◆ Exercise requirements
Find the lines with the string "algébriquement" and return them.

(Source records)
◇ ◇ ◇ ◇ ◇ ◇ ◇
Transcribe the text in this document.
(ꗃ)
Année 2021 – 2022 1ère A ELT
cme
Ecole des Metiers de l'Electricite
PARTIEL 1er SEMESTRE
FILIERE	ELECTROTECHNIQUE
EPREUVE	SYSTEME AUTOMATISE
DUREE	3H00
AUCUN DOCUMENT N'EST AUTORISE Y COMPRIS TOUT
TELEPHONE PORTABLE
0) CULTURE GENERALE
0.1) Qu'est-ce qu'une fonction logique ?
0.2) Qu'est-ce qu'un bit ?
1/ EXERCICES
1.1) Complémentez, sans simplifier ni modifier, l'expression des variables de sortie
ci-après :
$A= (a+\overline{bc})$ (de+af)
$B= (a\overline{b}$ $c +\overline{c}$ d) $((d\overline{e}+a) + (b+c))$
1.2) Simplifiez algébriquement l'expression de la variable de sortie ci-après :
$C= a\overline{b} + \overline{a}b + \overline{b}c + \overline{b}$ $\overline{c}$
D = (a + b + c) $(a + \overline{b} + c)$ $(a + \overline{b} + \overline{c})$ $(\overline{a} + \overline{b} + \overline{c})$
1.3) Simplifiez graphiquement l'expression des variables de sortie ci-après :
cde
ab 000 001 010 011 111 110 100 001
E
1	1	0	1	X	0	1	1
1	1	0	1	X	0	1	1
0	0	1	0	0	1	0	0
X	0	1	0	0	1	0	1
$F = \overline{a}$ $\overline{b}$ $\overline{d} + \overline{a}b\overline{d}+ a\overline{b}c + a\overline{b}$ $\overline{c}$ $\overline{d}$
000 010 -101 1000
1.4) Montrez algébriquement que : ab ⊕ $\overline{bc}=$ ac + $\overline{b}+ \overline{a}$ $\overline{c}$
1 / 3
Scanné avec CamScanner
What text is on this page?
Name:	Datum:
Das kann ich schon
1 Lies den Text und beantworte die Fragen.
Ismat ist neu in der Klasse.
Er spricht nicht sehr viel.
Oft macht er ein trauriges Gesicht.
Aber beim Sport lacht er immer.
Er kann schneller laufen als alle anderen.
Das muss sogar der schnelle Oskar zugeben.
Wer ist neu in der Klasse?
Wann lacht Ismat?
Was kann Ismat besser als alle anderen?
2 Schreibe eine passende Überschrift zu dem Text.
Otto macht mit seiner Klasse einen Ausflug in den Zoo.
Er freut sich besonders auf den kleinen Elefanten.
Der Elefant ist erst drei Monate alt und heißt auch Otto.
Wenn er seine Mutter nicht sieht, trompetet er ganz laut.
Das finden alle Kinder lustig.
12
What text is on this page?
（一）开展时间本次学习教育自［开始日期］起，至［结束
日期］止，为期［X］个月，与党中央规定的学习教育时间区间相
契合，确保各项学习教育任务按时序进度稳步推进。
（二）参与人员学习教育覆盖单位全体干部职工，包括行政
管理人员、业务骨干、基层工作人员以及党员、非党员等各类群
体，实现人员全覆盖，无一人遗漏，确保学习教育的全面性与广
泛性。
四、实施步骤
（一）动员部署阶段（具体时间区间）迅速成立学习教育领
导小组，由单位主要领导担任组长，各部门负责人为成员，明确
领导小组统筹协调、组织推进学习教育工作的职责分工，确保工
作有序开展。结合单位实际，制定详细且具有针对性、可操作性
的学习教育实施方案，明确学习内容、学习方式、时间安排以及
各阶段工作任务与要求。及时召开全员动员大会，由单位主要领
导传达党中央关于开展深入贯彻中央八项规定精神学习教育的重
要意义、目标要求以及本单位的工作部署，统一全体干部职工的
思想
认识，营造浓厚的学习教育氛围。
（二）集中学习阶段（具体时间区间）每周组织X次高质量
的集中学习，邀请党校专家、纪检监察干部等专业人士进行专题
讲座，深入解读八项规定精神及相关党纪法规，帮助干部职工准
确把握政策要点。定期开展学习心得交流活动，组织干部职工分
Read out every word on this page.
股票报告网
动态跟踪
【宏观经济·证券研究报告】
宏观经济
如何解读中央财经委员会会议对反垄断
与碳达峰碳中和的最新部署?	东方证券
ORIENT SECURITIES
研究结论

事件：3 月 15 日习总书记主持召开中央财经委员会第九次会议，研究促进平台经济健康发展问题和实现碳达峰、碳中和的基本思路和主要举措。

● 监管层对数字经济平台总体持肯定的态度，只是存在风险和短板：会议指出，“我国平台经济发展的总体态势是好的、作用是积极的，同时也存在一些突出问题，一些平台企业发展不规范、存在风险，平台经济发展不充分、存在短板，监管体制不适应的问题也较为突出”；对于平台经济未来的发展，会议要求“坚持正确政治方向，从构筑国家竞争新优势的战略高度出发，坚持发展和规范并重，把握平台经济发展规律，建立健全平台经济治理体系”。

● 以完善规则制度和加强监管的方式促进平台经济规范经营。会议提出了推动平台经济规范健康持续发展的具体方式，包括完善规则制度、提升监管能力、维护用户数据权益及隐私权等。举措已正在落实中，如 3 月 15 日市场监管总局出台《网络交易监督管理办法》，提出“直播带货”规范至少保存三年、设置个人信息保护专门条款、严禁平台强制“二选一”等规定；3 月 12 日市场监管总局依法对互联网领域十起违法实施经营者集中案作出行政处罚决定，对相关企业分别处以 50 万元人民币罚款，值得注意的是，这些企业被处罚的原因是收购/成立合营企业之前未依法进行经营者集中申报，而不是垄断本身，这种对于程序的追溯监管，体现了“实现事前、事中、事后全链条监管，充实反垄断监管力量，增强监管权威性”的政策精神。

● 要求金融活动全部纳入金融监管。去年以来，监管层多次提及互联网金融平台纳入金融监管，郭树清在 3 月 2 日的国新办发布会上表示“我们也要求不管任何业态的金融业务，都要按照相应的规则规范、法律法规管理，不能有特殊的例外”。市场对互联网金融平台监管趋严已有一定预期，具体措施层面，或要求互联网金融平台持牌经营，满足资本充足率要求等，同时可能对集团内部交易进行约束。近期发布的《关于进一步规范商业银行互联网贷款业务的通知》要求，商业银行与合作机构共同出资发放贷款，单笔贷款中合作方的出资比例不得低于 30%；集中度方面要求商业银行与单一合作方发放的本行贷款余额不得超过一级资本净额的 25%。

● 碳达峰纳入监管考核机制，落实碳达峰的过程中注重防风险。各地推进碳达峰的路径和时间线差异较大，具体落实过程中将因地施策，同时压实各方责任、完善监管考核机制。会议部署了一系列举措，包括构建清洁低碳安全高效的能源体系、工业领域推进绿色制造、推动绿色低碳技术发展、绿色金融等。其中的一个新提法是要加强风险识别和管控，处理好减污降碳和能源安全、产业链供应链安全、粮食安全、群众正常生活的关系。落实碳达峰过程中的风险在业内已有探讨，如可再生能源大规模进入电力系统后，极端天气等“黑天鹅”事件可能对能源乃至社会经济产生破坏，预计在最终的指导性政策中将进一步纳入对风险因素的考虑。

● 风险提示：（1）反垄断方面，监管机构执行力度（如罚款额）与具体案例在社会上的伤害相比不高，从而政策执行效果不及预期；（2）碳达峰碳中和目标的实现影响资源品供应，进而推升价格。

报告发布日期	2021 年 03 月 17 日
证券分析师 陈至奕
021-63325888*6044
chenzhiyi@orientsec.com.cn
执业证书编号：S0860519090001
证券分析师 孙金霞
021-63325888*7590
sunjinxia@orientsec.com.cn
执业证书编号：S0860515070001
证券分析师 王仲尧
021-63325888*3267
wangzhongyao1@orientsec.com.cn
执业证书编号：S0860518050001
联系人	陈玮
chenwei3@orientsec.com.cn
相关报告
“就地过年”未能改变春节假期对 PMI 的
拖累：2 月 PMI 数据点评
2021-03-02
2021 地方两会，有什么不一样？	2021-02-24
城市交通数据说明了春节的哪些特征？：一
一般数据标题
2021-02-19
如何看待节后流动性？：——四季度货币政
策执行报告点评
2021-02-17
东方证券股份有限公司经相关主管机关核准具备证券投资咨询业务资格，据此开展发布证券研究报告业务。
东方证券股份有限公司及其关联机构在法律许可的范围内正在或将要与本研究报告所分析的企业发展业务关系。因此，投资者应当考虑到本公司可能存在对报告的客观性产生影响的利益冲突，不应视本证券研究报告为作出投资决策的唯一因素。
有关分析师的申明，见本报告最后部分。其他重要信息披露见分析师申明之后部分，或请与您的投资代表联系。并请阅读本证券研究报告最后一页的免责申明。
◇ ◇ ◇ ◇ ◇ ◇ ◇
◆ Solution for this exercise
1.2) Simplifiez algébriquement l'expression de la variable de sortie ci-après :
1.4) Montrez algébriquement que : ab ⊕ $\overline{bc}=$ ac + $\overline{b}+ \overline{a}$ $\overline{c}$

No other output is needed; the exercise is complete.